** Start Record set **

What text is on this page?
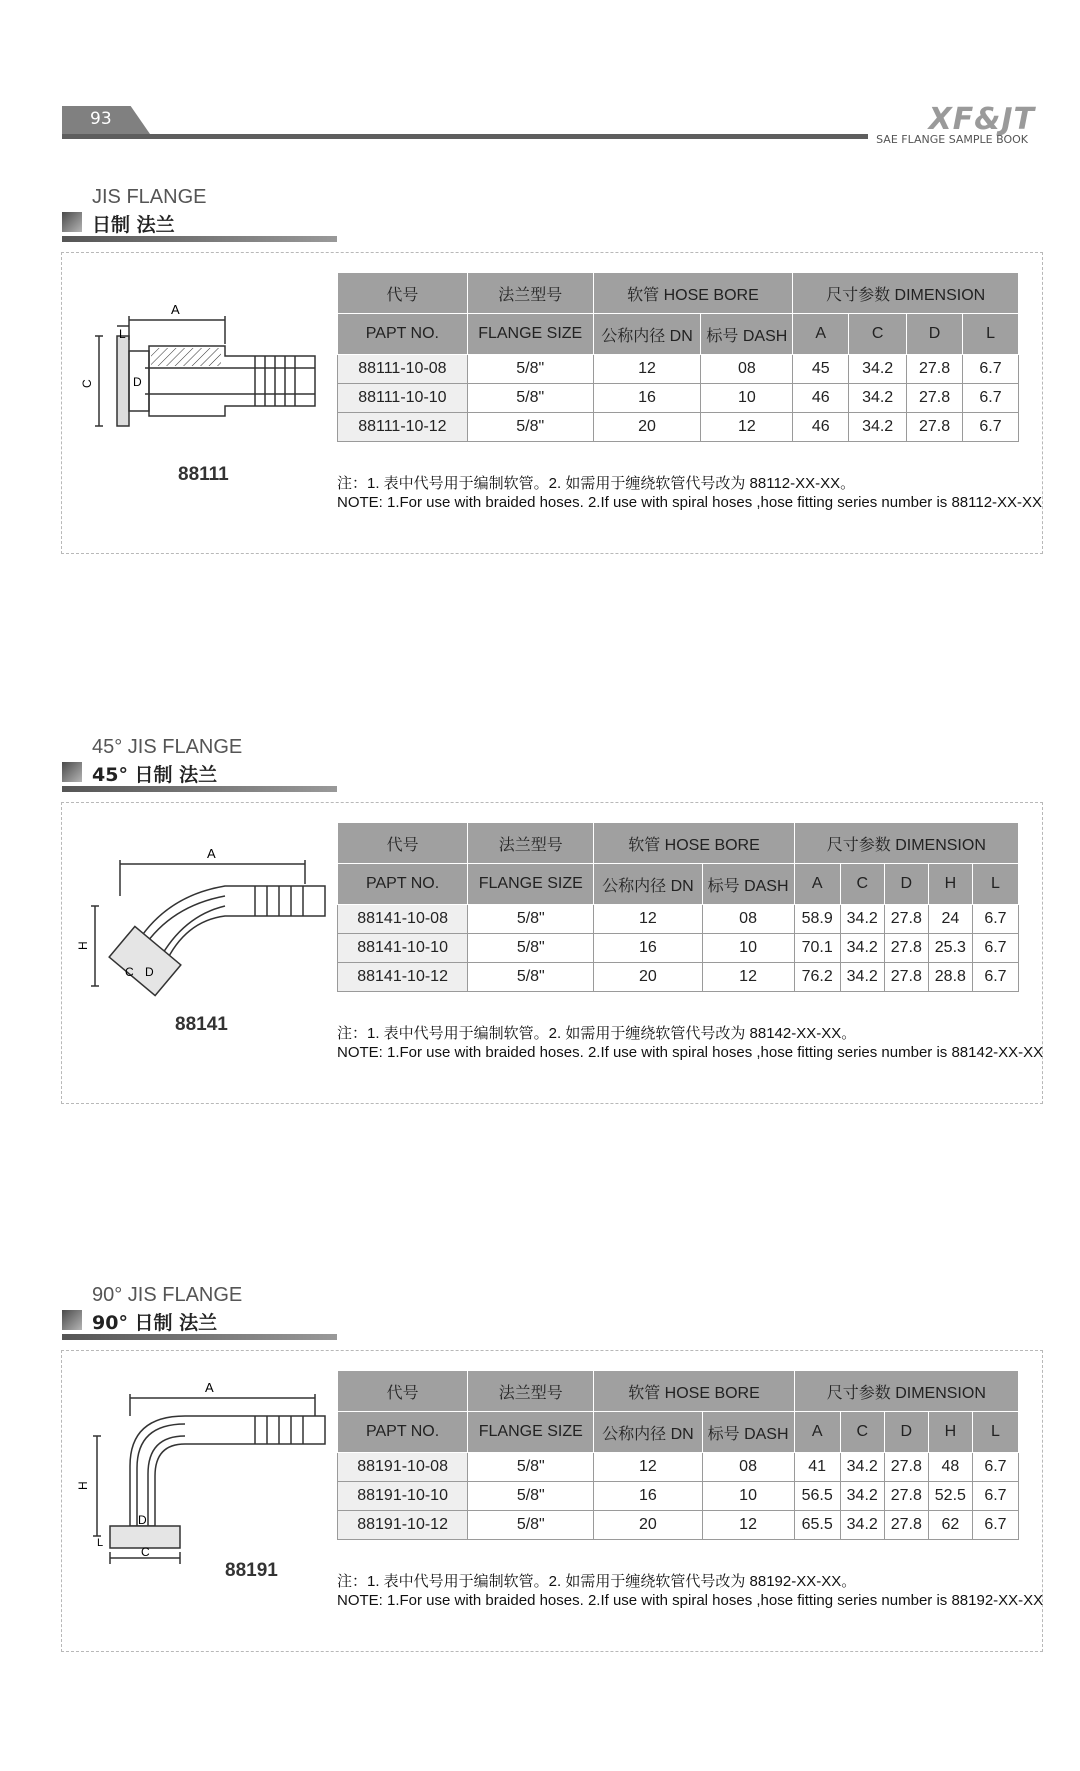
93	XF&JT
SAE FLANGE SAMPLE BOOK
JIS FLANGE
日制 法兰
A
L
C	D
88111
代号	法兰型号	软管 HOSE BORE		尺寸参数 DIMENSION			
PAPT NO.	FLANGE SIZE	公称内径 DN	标号 DASH	A	C	D	L
88111-10-08	5/8"	12	08	45	34.2	27.8	6.7
88111-10-10	5/8"	16	10	46	34.2	27.8	6.7
88111-10-12	5/8"	20	12	46	34.2	27.8	6.7
注：1. 表中代号用于编制软管。2. 如需用于缠绕软管代号改为 88112-XX-XX。
NOTE: 1.For use with braided hoses. 2.If use with spiral hoses ,hose fitting series number is 88112-XX-XX
45° JIS FLANGE
45° 日制 法兰
A
H
C D
88141
代号	法兰型号	软管 HOSE BORE		尺寸参数 DIMENSION				
PAPT NO.	FLANGE SIZE	公称内径 DN	标号 DASH	A	C	D	H	L
88141-10-08	5/8"	12	08	58.9	34.2	27.8	24	6.7
88141-10-10	5/8"	16	10	70.1	34.2	27.8	25.3	6.7
88141-10-12	5/8"	20	12	76.2	34.2	27.8	28.8	6.7
注：1. 表中代号用于编制软管。2. 如需用于缠绕软管代号改为 88142-XX-XX。
NOTE: 1.For use with braided hoses. 2.If use with spiral hoses ,hose fitting series number is 88142-XX-XX
90° JIS FLANGE
90° 日制 法兰
A
H
L
C
D
88191
代号	法兰型号	软管 HOSE BORE		尺寸参数 DIMENSION				
PAPT NO.	FLANGE SIZE	公称内径 DN	标号 DASH	A	C	D	H	L
88191-10-08	5/8"	12	08	41	34.2	27.8	48	6.7
88191-10-10	5/8"	16	10	56.5	34.2	27.8	52.5	6.7
88191-10-12	5/8"	20	12	65.5	34.2	27.8	62	6.7
注：1. 表中代号用于编制软管。2. 如需用于缠绕软管代号改为 88192-XX-XX。
NOTE: 1.For use with braided hoses. 2.If use with spiral hoses ,hose fitting series number is 88192-XX-XX
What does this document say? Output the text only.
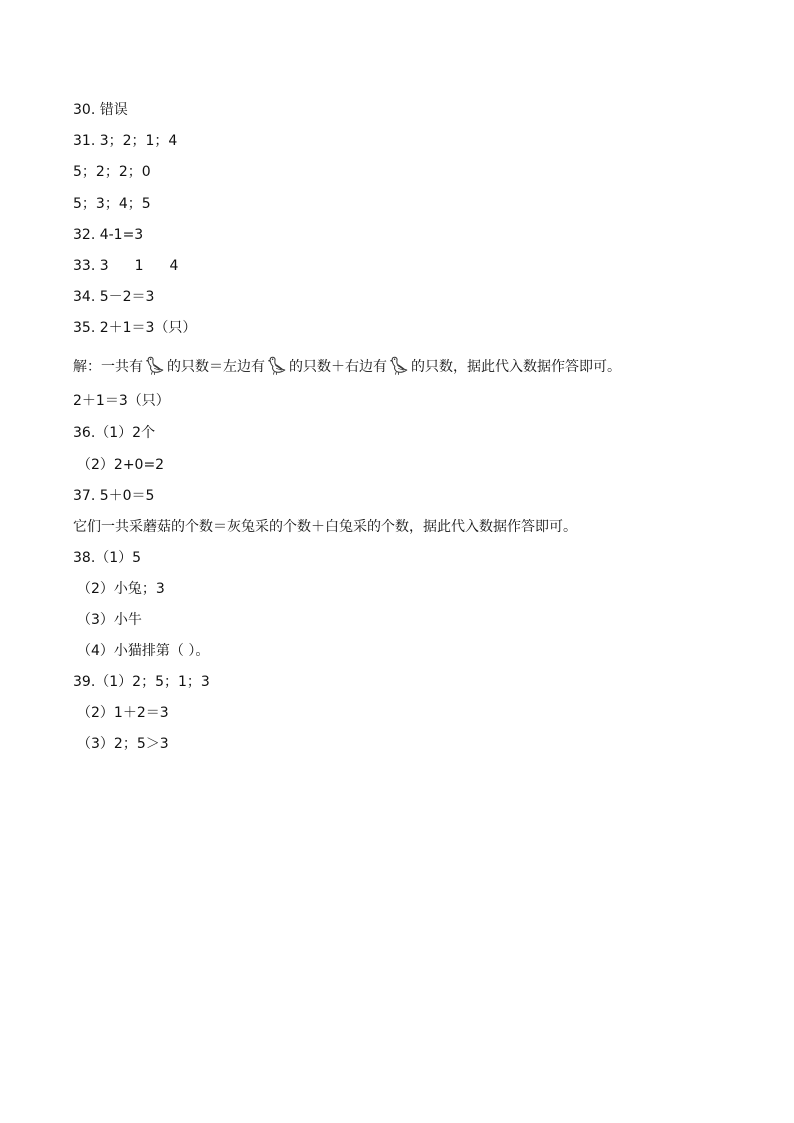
30. 错误
31. 3；2；1；4
5；2；2；0
5；3；4；5
32. 4-1=3
33. 3 1 4
34. 5－2＝3
35. 2＋1＝3（只）
解：一共有 的只数＝左边有 的只数＋右边有 的只数，据此代入数据作答即可。
2＋1＝3（只）
36.（1）2个
（2）2+0=2
37. 5＋0＝5
它们一共采蘑菇的个数＝灰兔采的个数＋白兔采的个数，据此代入数据作答即可。
38.（1）5
（2）小兔；3
（3）小牛
（4）小猫排第（ ）。
39.（1）2；5；1；3
（2）1＋2＝3
（3）2；5＞3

** End Record set **

What number of lines in the records contain the word "this"? Answer with that number alone.

2